▸ To be done: Copy the forum thread on Dremio parallel job execution word for word, from start to finish.

▸ Selected extract:
+ + +

Dremio parallel job execution

Hi all
I am having some trouble with understanding the execution of minor fragments.
I am attaching a visualization plan below. There are two leaf branches. Is the execution of minor fragments in leaf branches are parallel? after these processes, from unionAll, is the execution sequential?

@JoiceJacob Kindly send us the profile and we can explain, it does seem like your query was planned in a single phase and that means it was all the way single threaded, not sure where you see parallel threads in the scan

@balaji.ramaswamy
Here is the job profile :
8b053f4d-c8e5-4955-8a7e-14eb1e3e3eef.zip (16.7 KB)

@JoiceJacob Your entire query was planned in a single phase so it was all the way single threaded, this is because you had very less rows in JDBC scan and zero rows on your PARQUET_SCAN

@balaji.ramaswamy
Thank you for your response.
As you suggested I have executed the query with more data. The visualization plan and the job profile generated are attached below.


Job profile:
e9cddd73-440f-462b-96a6-9ed4ffbff934.zip (35.0 KB)

I am also attaching another visualization plan and the job profile.


Job profile:
bfc14e40-7080-45a4-a52d-ed3e27fc3e5e.zip (57.6 KB)

Is the execution of minor fragments in leaf branches are parallel in both cases?

@JoiceJacob Irrespective of number of rows JDBC_SCAN is always single threaded. Other than this I see HASH_AGG phase is multi-threaded, what is the real issue here?

@balaji.ramaswamy
I will elaborate my doubt.

+ + +

▸ Supplied information:
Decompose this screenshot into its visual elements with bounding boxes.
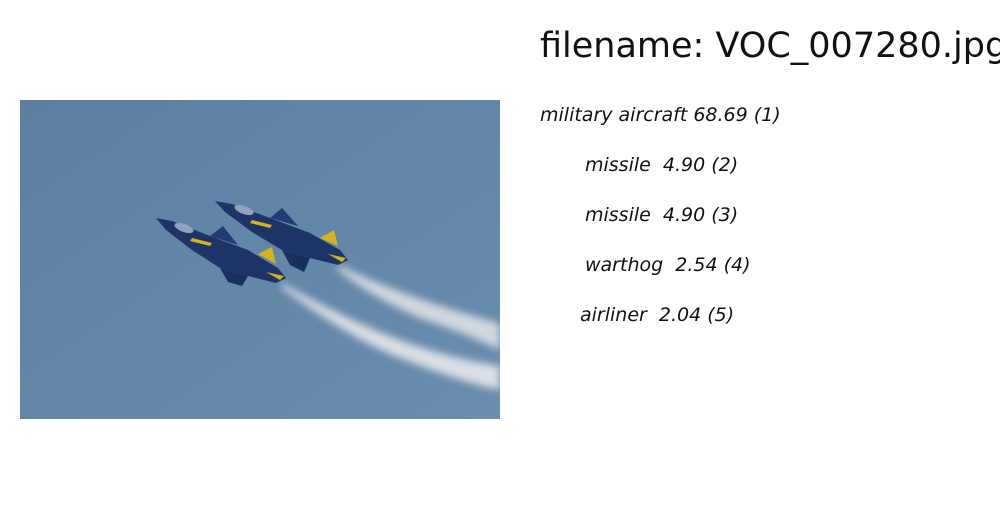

+ + +

▸ Task answer:
Dremio parallel job execution

Hi all
I am having some trouble with understanding the execution of minor fragments.
I am attaching a visualization plan below. There are two leaf branches. Is the execution of minor fragments in leaf branches are parallel? after these processes, from unionAll, is the execution sequential?

@JoiceJacob Kindly send us the profile and we can explain, it does seem like your query was planned in a single phase and that means it was all the way single threaded, not sure where you see parallel threads in the scan

@balaji.ramaswamy
Here is the job profile :
8b053f4d-c8e5-4955-8a7e-14eb1e3e3eef.zip (16.7 KB)

@JoiceJacob Your entire query was planned in a single phase so it was all the way single threaded, this is because you had very less rows in JDBC scan and zero rows on your PARQUET_SCAN

@balaji.ramaswamy
Thank you for your response.
As you suggested I have executed the query with more data. The visualization plan and the job profile generated are attached below.


Job profile:
e9cddd73-440f-462b-96a6-9ed4ffbff934.zip (35.0 KB)

I am also attaching another visualization plan and the job profile.


Job profile:
bfc14e40-7080-45a4-a52d-ed3e27fc3e5e.zip (57.6 KB)

Is the execution of minor fragments in leaf branches are parallel in both cases?

@JoiceJacob Irrespective of number of rows JDBC_SCAN is always single threaded. Other than this I see HASH_AGG phase is multi-threaded, what is the real issue here?

@balaji.ramaswamy
I will elaborate my doubt.